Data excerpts

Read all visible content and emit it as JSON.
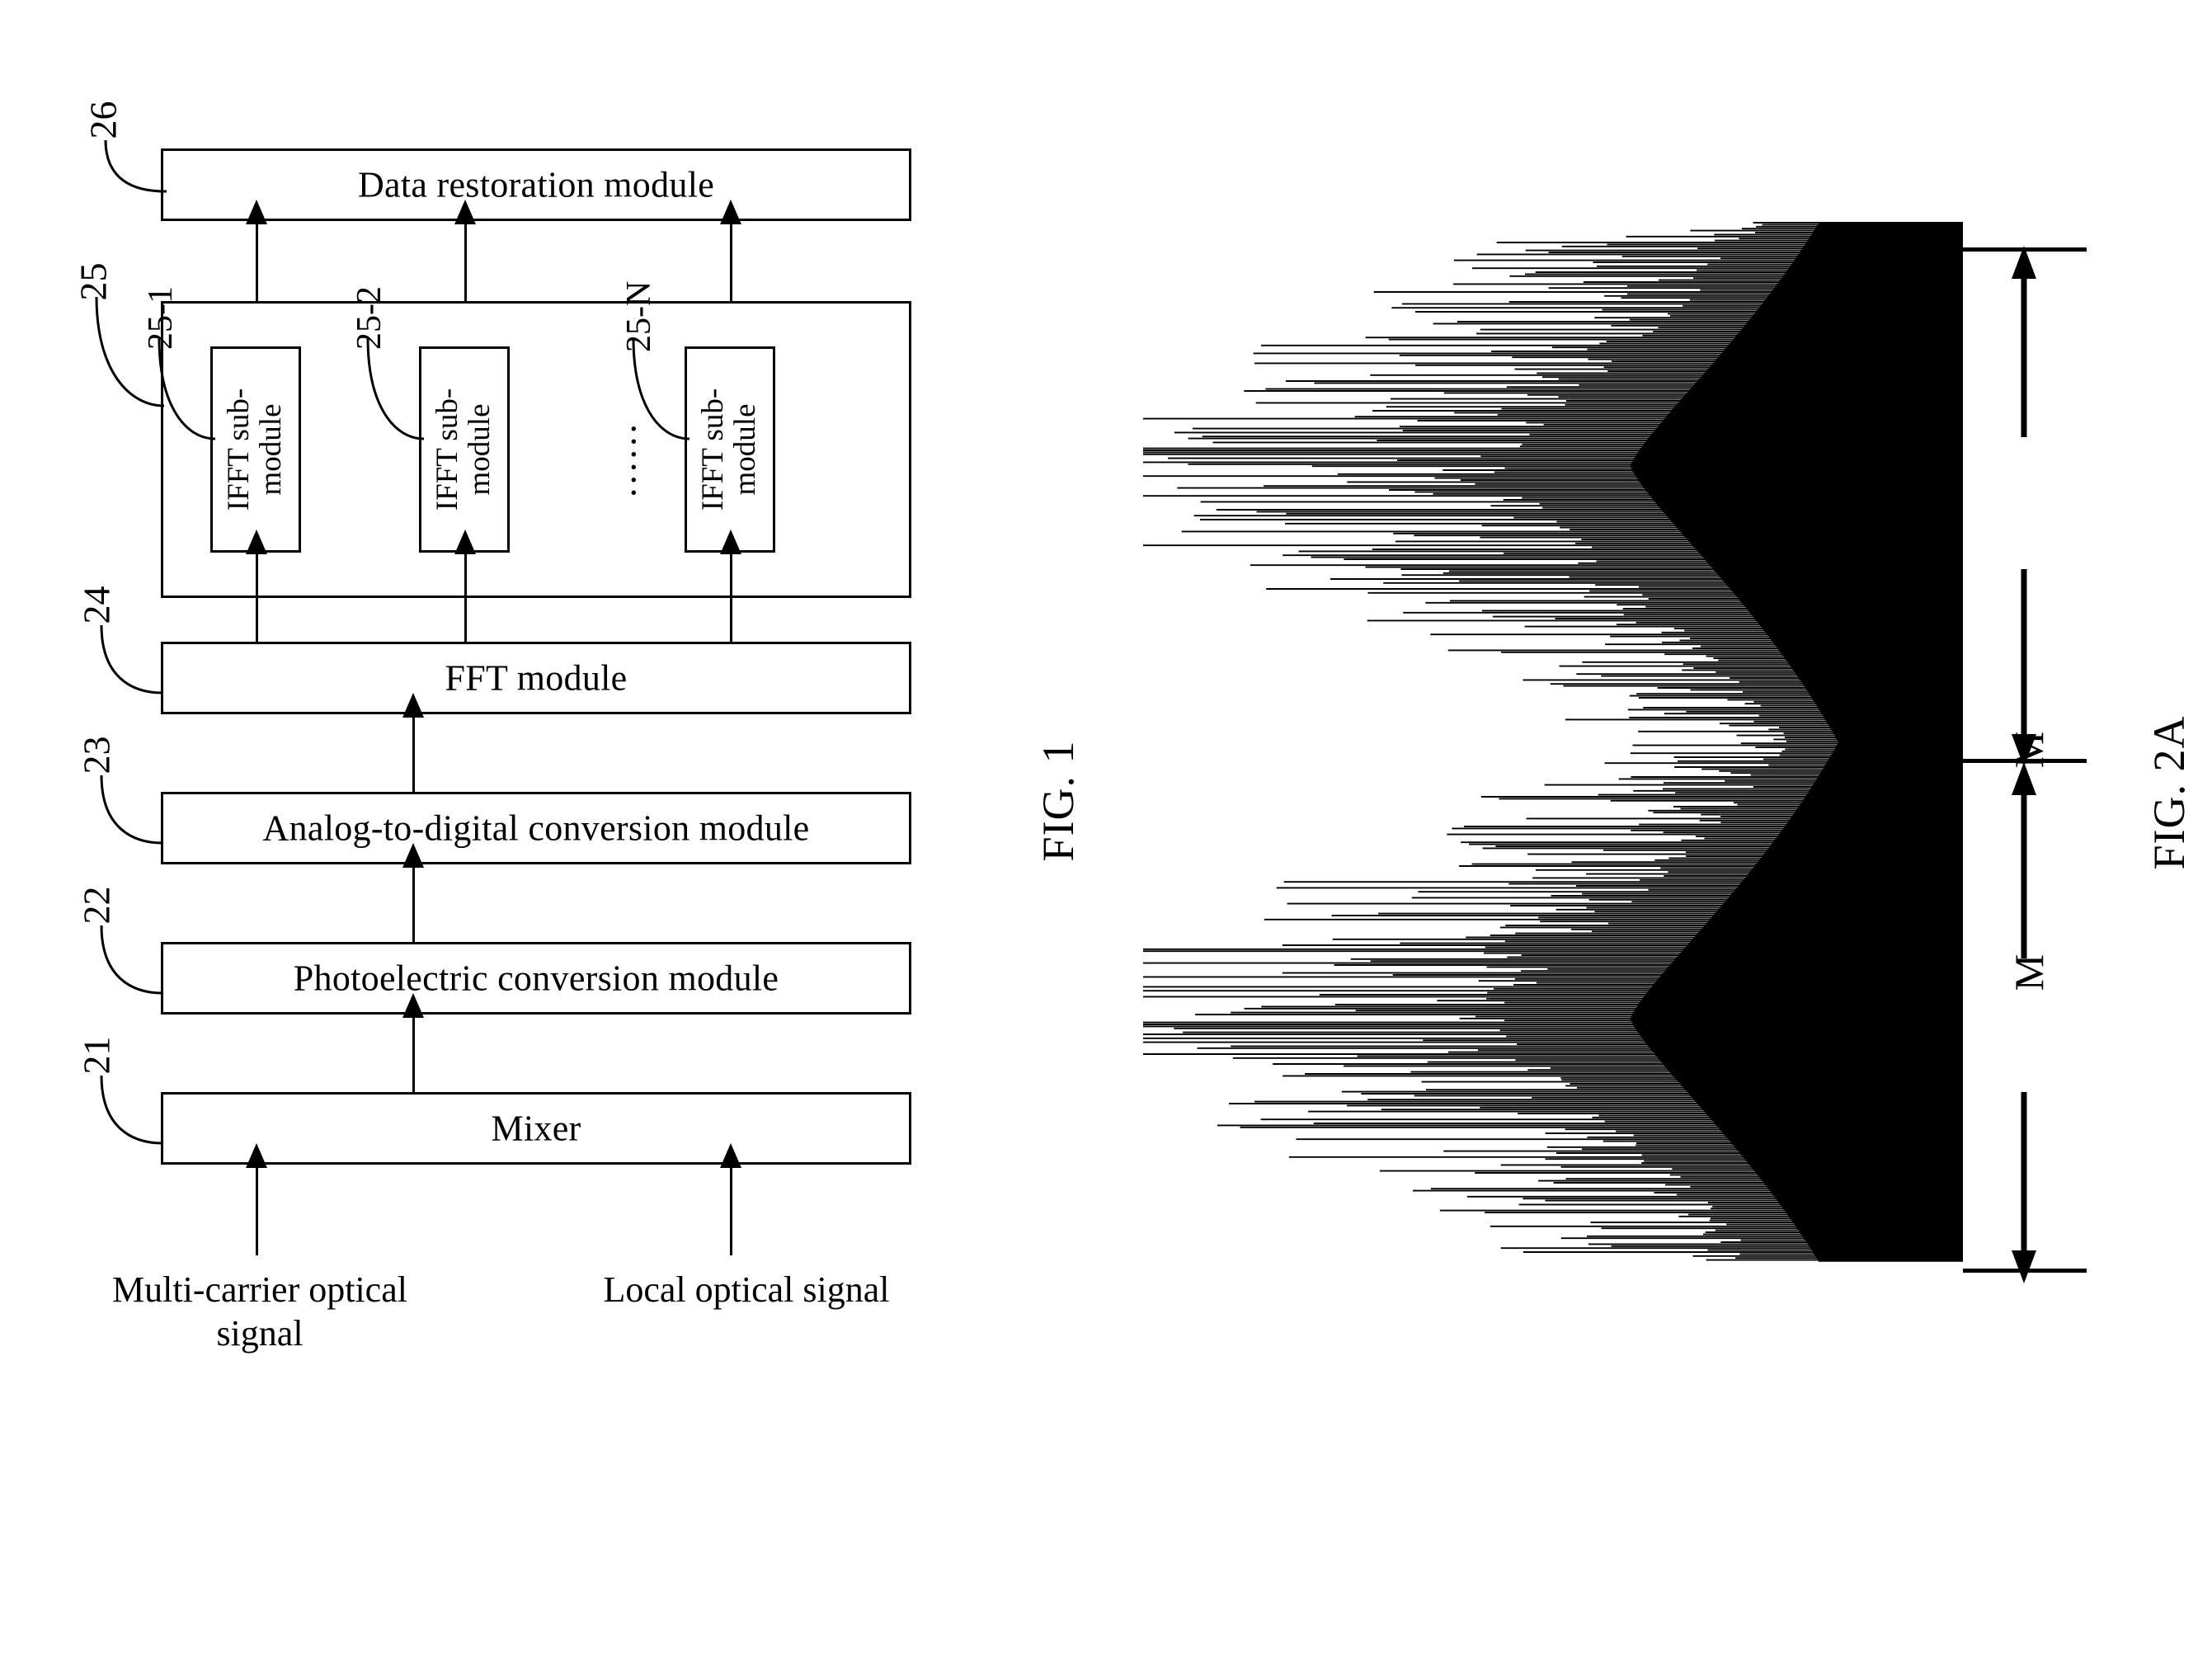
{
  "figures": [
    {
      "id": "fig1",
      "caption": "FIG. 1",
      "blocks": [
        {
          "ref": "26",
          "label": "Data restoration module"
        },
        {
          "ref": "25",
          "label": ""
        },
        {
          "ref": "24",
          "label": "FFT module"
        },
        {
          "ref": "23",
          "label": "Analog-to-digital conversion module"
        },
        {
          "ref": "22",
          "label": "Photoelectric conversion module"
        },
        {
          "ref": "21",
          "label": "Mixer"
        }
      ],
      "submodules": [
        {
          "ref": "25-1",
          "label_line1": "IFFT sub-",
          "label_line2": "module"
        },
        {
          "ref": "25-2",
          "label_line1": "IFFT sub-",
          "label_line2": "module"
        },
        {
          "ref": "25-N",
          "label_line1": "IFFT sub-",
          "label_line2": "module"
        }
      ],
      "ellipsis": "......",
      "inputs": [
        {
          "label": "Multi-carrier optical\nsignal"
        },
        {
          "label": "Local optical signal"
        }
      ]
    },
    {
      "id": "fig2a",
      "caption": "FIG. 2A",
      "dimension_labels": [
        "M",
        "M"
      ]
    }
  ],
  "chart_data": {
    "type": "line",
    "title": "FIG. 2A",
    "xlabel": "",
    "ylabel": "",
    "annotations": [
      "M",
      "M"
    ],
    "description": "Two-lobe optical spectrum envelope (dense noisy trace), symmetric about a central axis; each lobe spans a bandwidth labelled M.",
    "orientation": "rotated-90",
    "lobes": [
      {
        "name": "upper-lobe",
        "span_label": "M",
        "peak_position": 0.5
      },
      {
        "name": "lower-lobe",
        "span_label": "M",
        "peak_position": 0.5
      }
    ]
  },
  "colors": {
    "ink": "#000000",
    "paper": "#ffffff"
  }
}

__PROBLEM TO SOLVE__: Gather every line from the entries above where the word "conversion" appears, and copy them.

__RESULT BELOW__:
          "label": "Analog-to-digital conversion module"
          "label": "Photoelectric conversion module"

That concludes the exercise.